[start EXERCISE INPUTS]

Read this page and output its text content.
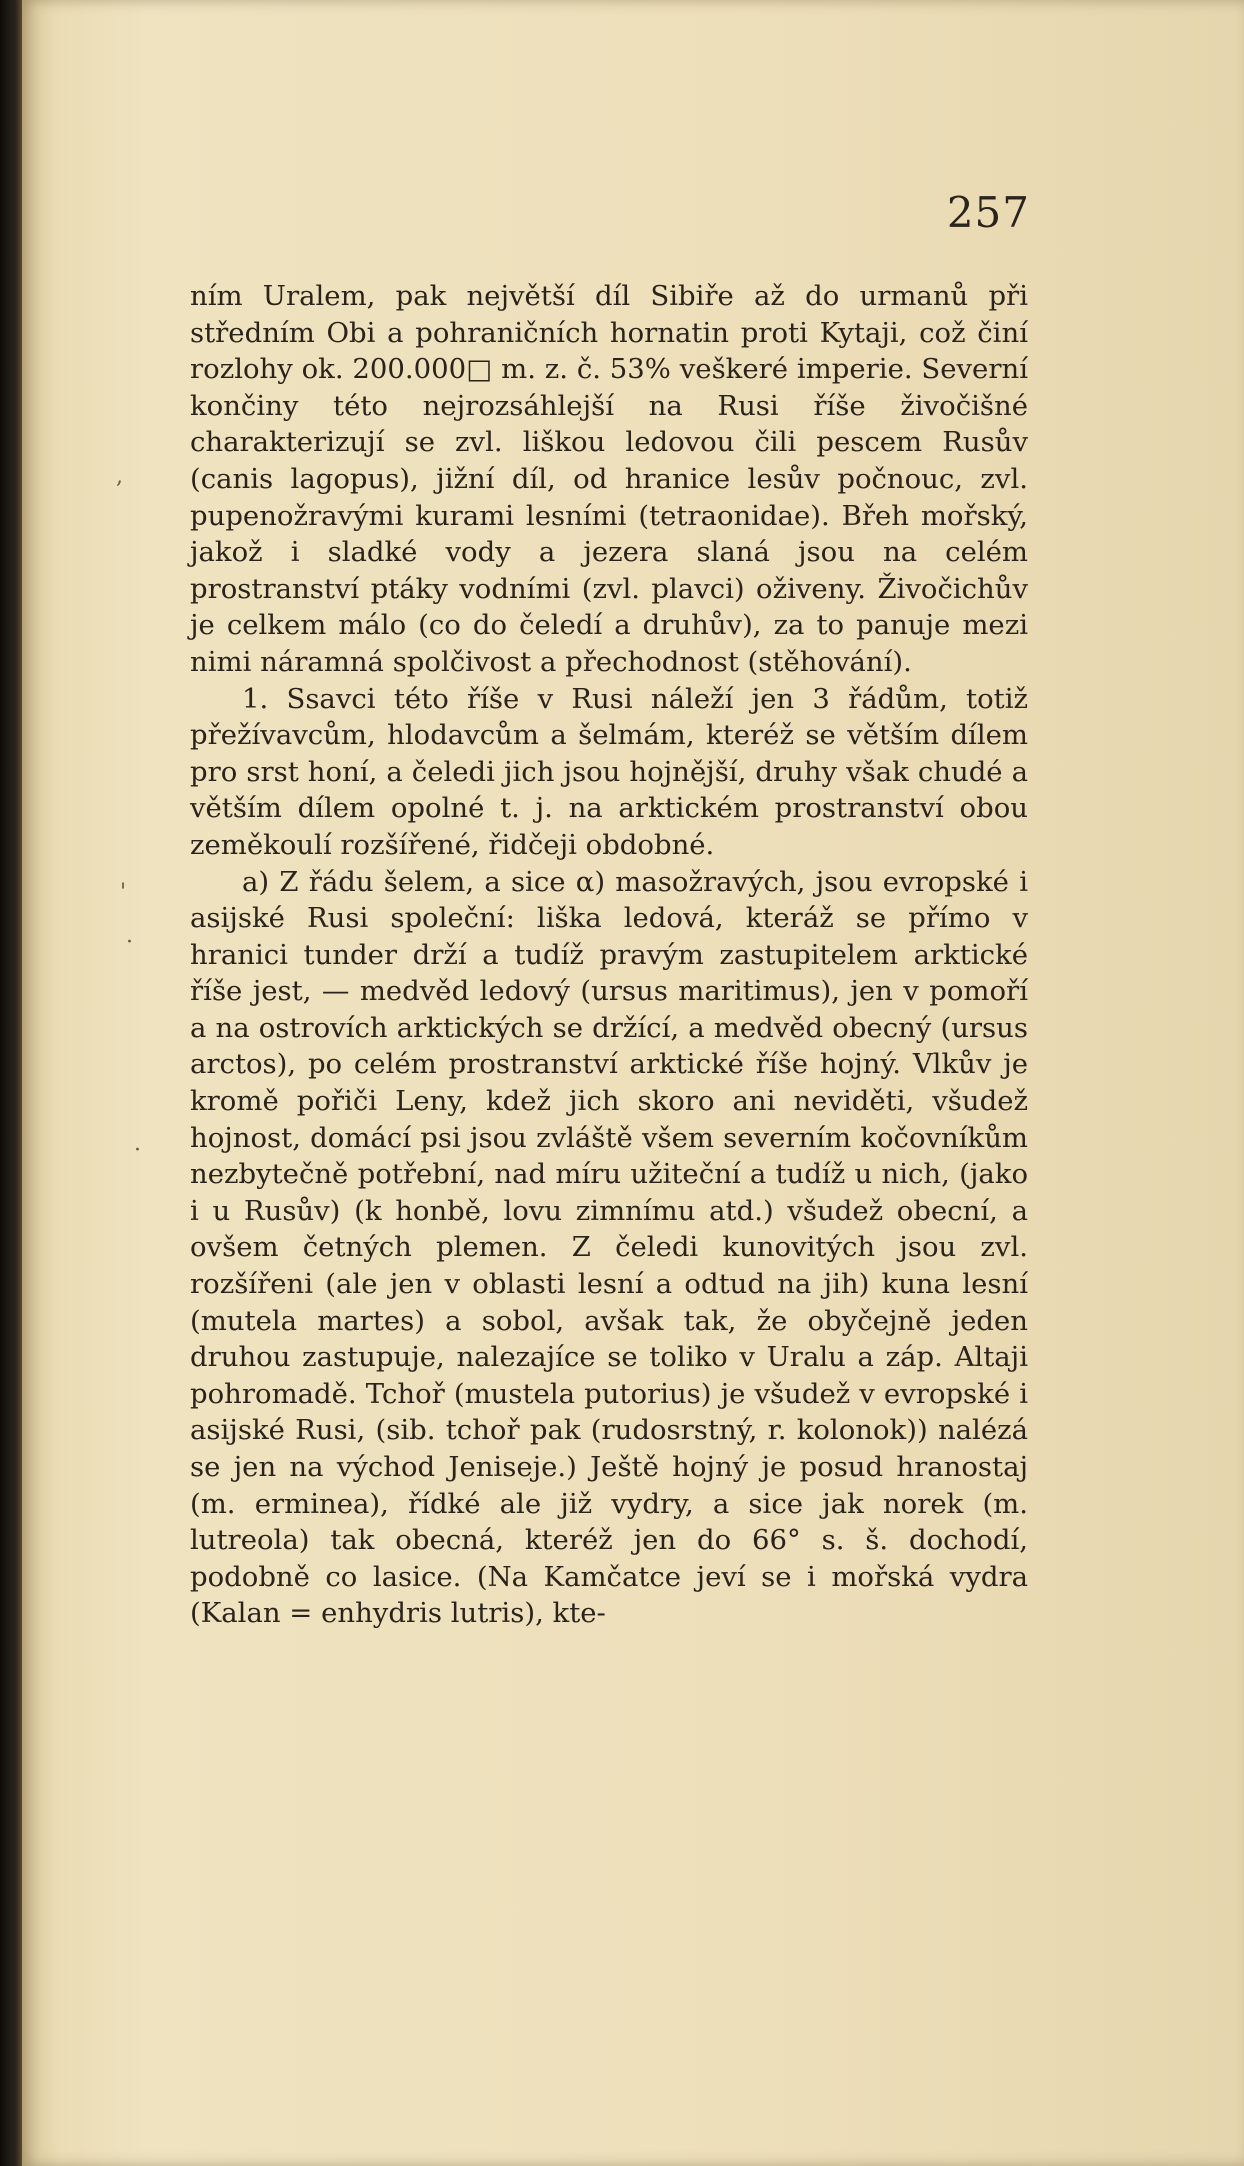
257

ním Uralem, pak největší díl Sibiře až do urmanů při středním Obi a pohraničních hornatin proti Kytaji, což činí rozlohy ok. 200.000□ m. z. č. 53% veškeré imperie. Severní končiny této nejrozsáhlejší na Rusi říše živočišné charakterizují se zvl. liškou ledovou čili pescem Rusův (canis lagopus), jižní díl, od hranice lesův počnouc, zvl. pupenožravými kurami lesními (tetraonidae). Břeh mořský, jakož i sladké vody a jezera slaná jsou na celém prostranství ptáky vodními (zvl. plavci) oživeny. Živočichův je celkem málo (co do čeledí a druhův), za to panuje mezi nimi náramná spolčivost a přechodnost (stěhování).

1. Ssavci této říše v Rusi náleží jen 3 řádům, totiž přežívavcům, hlodavcům a šelmám, kteréž se větším dílem pro srst honí, a čeledi jich jsou hojnější, druhy však chudé a větším dílem opolné t. j. na arktickém prostranství obou zeměkoulí rozšířené, řidčeji obdobné.

a) Z řádu šelem, a sice α) masožravých, jsou evropské i asijské Rusi společní: liška ledová, kteráž se přímo v hranici tunder drží a tudíž pravým zastupitelem arktické říše jest, — medvěd ledový (ursus maritimus), jen v pomoří a na ostrovích arktických se držící, a medvěd obecný (ursus arctos), po celém prostranství arktické říše hojný. Vlkův je kromě pořiči Leny, kdež jich skoro ani neviděti, všudež hojnost, domácí psi jsou zvláště všem severním kočovníkům nezbytečně potřební, nad míru užiteční a tudíž u nich, (jako i u Rusův) (k honbě, lovu zimnímu atd.) všudež obecní, a ovšem četných plemen. Z čeledi kunovitých jsou zvl. rozšířeni (ale jen v oblasti lesní a odtud na jih) kuna lesní (mutela martes) a sobol, avšak tak, že obyčejně jeden druhou zastupuje, nalezajíce se toliko v Uralu a záp. Altaji pohromadě. Tchoř (mustela putorius) je všudež v evropské i asijské Rusi, (sib. tchoř pak (rudosrstný, r. kolonok)) nalézá se jen na východ Jeniseje.) Ještě hojný je posud hranostaj (m. erminea), řídké ale již vydry, a sice jak norek (m. lutreola) tak obecná, kteréž jen do 66° s. š. dochodí, podobně co lasice. (Na Kamčatce jeví se i mořská vydra (Kalan = enhydris lutris), kte-

,
'
·
·
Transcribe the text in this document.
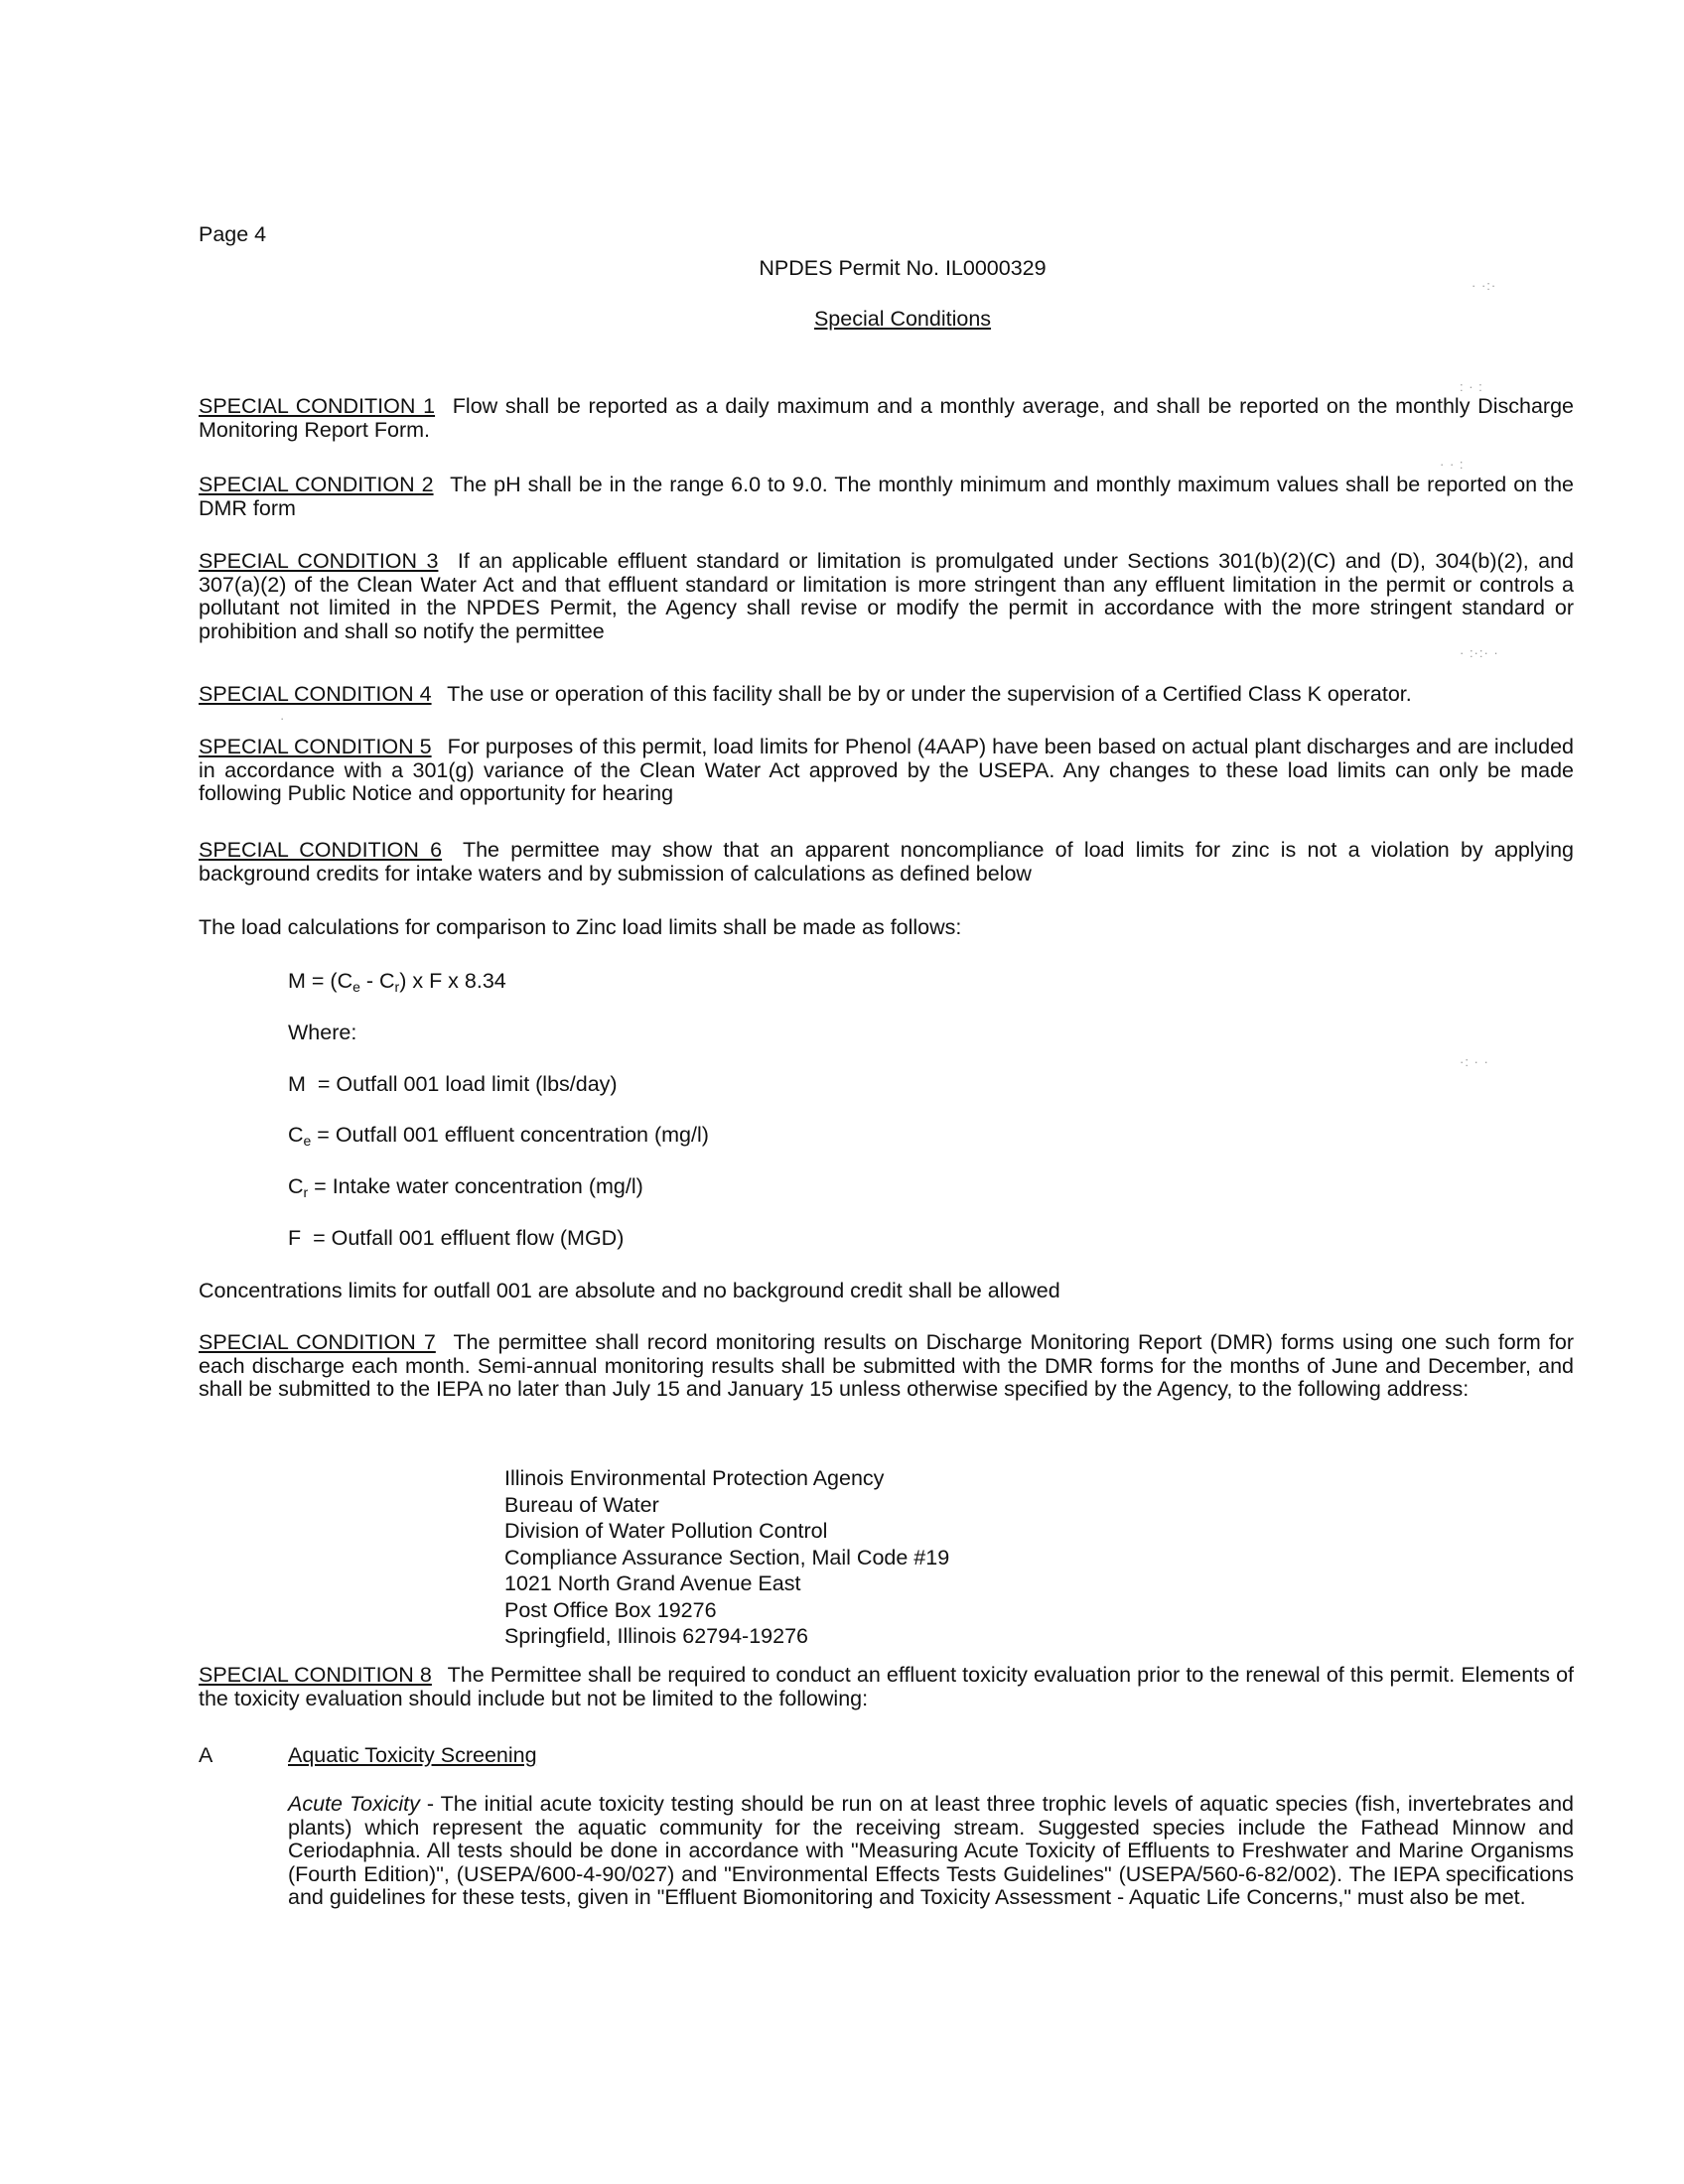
Page 4
NPDES Permit No. IL0000329
Special Conditions
SPECIAL CONDITION 1 Flow shall be reported as a daily maximum and a monthly average, and shall be reported on the monthly Discharge Monitoring Report Form.
SPECIAL CONDITION 2 The pH shall be in the range 6.0 to 9.0. The monthly minimum and monthly maximum values shall be reported on the DMR form
SPECIAL CONDITION 3 If an applicable effluent standard or limitation is promulgated under Sections 301(b)(2)(C) and (D), 304(b)(2), and 307(a)(2) of the Clean Water Act and that effluent standard or limitation is more stringent than any effluent limitation in the permit or controls a pollutant not limited in the NPDES Permit, the Agency shall revise or modify the permit in accordance with the more stringent standard or prohibition and shall so notify the permittee
SPECIAL CONDITION 4 The use or operation of this facility shall be by or under the supervision of a Certified Class K operator.
SPECIAL CONDITION 5 For purposes of this permit, load limits for Phenol (4AAP) have been based on actual plant discharges and are included in accordance with a 301(g) variance of the Clean Water Act approved by the USEPA. Any changes to these load limits can only be made following Public Notice and opportunity for hearing
SPECIAL CONDITION 6 The permittee may show that an apparent noncompliance of load limits for zinc is not a violation by applying background credits for intake waters and by submission of calculations as defined below
The load calculations for comparison to Zinc load limits shall be made as follows:
$M = (C_e - C_r)$ x F x 8.34
Where:
M  = Outfall 001 load limit (lbs/day)
$C_e$ = Outfall 001 effluent concentration (mg/l)
$C_r$ = Intake water concentration (mg/l)
F  = Outfall 001 effluent flow (MGD)
Concentrations limits for outfall 001 are absolute and no background credit shall be allowed
SPECIAL CONDITION 7 The permittee shall record monitoring results on Discharge Monitoring Report (DMR) forms using one such form for each discharge each month. Semi-annual monitoring results shall be submitted with the DMR forms for the months of June and December, and shall be submitted to the IEPA no later than July 15 and January 15 unless otherwise specified by the Agency, to the following address:
Illinois Environmental Protection Agency
Bureau of Water
Division of Water Pollution Control
Compliance Assurance Section, Mail Code #19
1021 North Grand Avenue East
Post Office Box 19276
Springfield, Illinois 62794-19276
SPECIAL CONDITION 8 The Permittee shall be required to conduct an effluent toxicity evaluation prior to the renewal of this permit. Elements of the toxicity evaluation should include but not be limited to the following:
A	Aquatic Toxicity Screening
Acute Toxicity - The initial acute toxicity testing should be run on at least three trophic levels of aquatic species (fish, invertebrates and plants) which represent the aquatic community for the receiving stream. Suggested species include the Fathead Minnow and Ceriodaphnia. All tests should be done in accordance with "Measuring Acute Toxicity of Effluents to Freshwater and Marine Organisms (Fourth Edition)", (USEPA/600-4-90/027) and "Environmental Effects Tests Guidelines" (USEPA/560-6-82/002). The IEPA specifications and guidelines for these tests, given in "Effluent Biomonitoring and Toxicity Assessment - Aquatic Life Concerns," must also be met.
· ·:·
: · :
· · :
· :·:· ·
·: · ·
·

[end EXERCISE INPUTS]

WORK TO COMPLETE => Print every entry exactly as written, without the pictures.

TASK ANSWER =>
Read this page and output its text content.
257

ním Uralem, pak největší díl Sibiře až do urmanů při středním Obi a pohraničních hornatin proti Kytaji, což činí rozlohy ok. 200.000□ m. z. č. 53% veškeré imperie. Severní končiny této nejrozsáhlejší na Rusi říše živočišné charakterizují se zvl. liškou ledovou čili pescem Rusův (canis lagopus), jižní díl, od hranice lesův počnouc, zvl. pupenožravými kurami lesními (tetraonidae). Břeh mořský, jakož i sladké vody a jezera slaná jsou na celém prostranství ptáky vodními (zvl. plavci) oživeny. Živočichův je celkem málo (co do čeledí a druhův), za to panuje mezi nimi náramná spolčivost a přechodnost (stěhování).

1. Ssavci této říše v Rusi náleží jen 3 řádům, totiž přežívavcům, hlodavcům a šelmám, kteréž se větším dílem pro srst honí, a čeledi jich jsou hojnější, druhy však chudé a větším dílem opolné t. j. na arktickém prostranství obou zeměkoulí rozšířené, řidčeji obdobné.

a) Z řádu šelem, a sice α) masožravých, jsou evropské i asijské Rusi společní: liška ledová, kteráž se přímo v hranici tunder drží a tudíž pravým zastupitelem arktické říše jest, — medvěd ledový (ursus maritimus), jen v pomoří a na ostrovích arktických se držící, a medvěd obecný (ursus arctos), po celém prostranství arktické říše hojný. Vlkův je kromě pořiči Leny, kdež jich skoro ani neviděti, všudež hojnost, domácí psi jsou zvláště všem severním kočovníkům nezbytečně potřební, nad míru užiteční a tudíž u nich, (jako i u Rusův) (k honbě, lovu zimnímu atd.) všudež obecní, a ovšem četných plemen. Z čeledi kunovitých jsou zvl. rozšířeni (ale jen v oblasti lesní a odtud na jih) kuna lesní (mutela martes) a sobol, avšak tak, že obyčejně jeden druhou zastupuje, nalezajíce se toliko v Uralu a záp. Altaji pohromadě. Tchoř (mustela putorius) je všudež v evropské i asijské Rusi, (sib. tchoř pak (rudosrstný, r. kolonok)) nalézá se jen na východ Jeniseje.) Ještě hojný je posud hranostaj (m. erminea), řídké ale již vydry, a sice jak norek (m. lutreola) tak obecná, kteréž jen do 66° s. š. dochodí, podobně co lasice. (Na Kamčatce jeví se i mořská vydra (Kalan = enhydris lutris), kte-

,
'
·
·
Transcribe the text in this document.
Page 4
NPDES Permit No. IL0000329
Special Conditions
SPECIAL CONDITION 1 Flow shall be reported as a daily maximum and a monthly average, and shall be reported on the monthly Discharge Monitoring Report Form.
SPECIAL CONDITION 2 The pH shall be in the range 6.0 to 9.0. The monthly minimum and monthly maximum values shall be reported on the DMR form
SPECIAL CONDITION 3 If an applicable effluent standard or limitation is promulgated under Sections 301(b)(2)(C) and (D), 304(b)(2), and 307(a)(2) of the Clean Water Act and that effluent standard or limitation is more stringent than any effluent limitation in the permit or controls a pollutant not limited in the NPDES Permit, the Agency shall revise or modify the permit in accordance with the more stringent standard or prohibition and shall so notify the permittee
SPECIAL CONDITION 4 The use or operation of this facility shall be by or under the supervision of a Certified Class K operator.
SPECIAL CONDITION 5 For purposes of this permit, load limits for Phenol (4AAP) have been based on actual plant discharges and are included in accordance with a 301(g) variance of the Clean Water Act approved by the USEPA. Any changes to these load limits can only be made following Public Notice and opportunity for hearing
SPECIAL CONDITION 6 The permittee may show that an apparent noncompliance of load limits for zinc is not a violation by applying background credits for intake waters and by submission of calculations as defined below
The load calculations for comparison to Zinc load limits shall be made as follows:
$M = (C_e - C_r)$ x F x 8.34
Where:
M  = Outfall 001 load limit (lbs/day)
$C_e$ = Outfall 001 effluent concentration (mg/l)
$C_r$ = Intake water concentration (mg/l)
F  = Outfall 001 effluent flow (MGD)
Concentrations limits for outfall 001 are absolute and no background credit shall be allowed
SPECIAL CONDITION 7 The permittee shall record monitoring results on Discharge Monitoring Report (DMR) forms using one such form for each discharge each month. Semi-annual monitoring results shall be submitted with the DMR forms for the months of June and December, and shall be submitted to the IEPA no later than July 15 and January 15 unless otherwise specified by the Agency, to the following address:
Illinois Environmental Protection Agency
Bureau of Water
Division of Water Pollution Control
Compliance Assurance Section, Mail Code #19
1021 North Grand Avenue East
Post Office Box 19276
Springfield, Illinois 62794-19276
SPECIAL CONDITION 8 The Permittee shall be required to conduct an effluent toxicity evaluation prior to the renewal of this permit. Elements of the toxicity evaluation should include but not be limited to the following:
A	Aquatic Toxicity Screening
Acute Toxicity - The initial acute toxicity testing should be run on at least three trophic levels of aquatic species (fish, invertebrates and plants) which represent the aquatic community for the receiving stream. Suggested species include the Fathead Minnow and Ceriodaphnia. All tests should be done in accordance with "Measuring Acute Toxicity of Effluents to Freshwater and Marine Organisms (Fourth Edition)", (USEPA/600-4-90/027) and "Environmental Effects Tests Guidelines" (USEPA/560-6-82/002). The IEPA specifications and guidelines for these tests, given in "Effluent Biomonitoring and Toxicity Assessment - Aquatic Life Concerns," must also be met.
· ·:·
: · :
· · :
· :·:· ·
·: · ·
·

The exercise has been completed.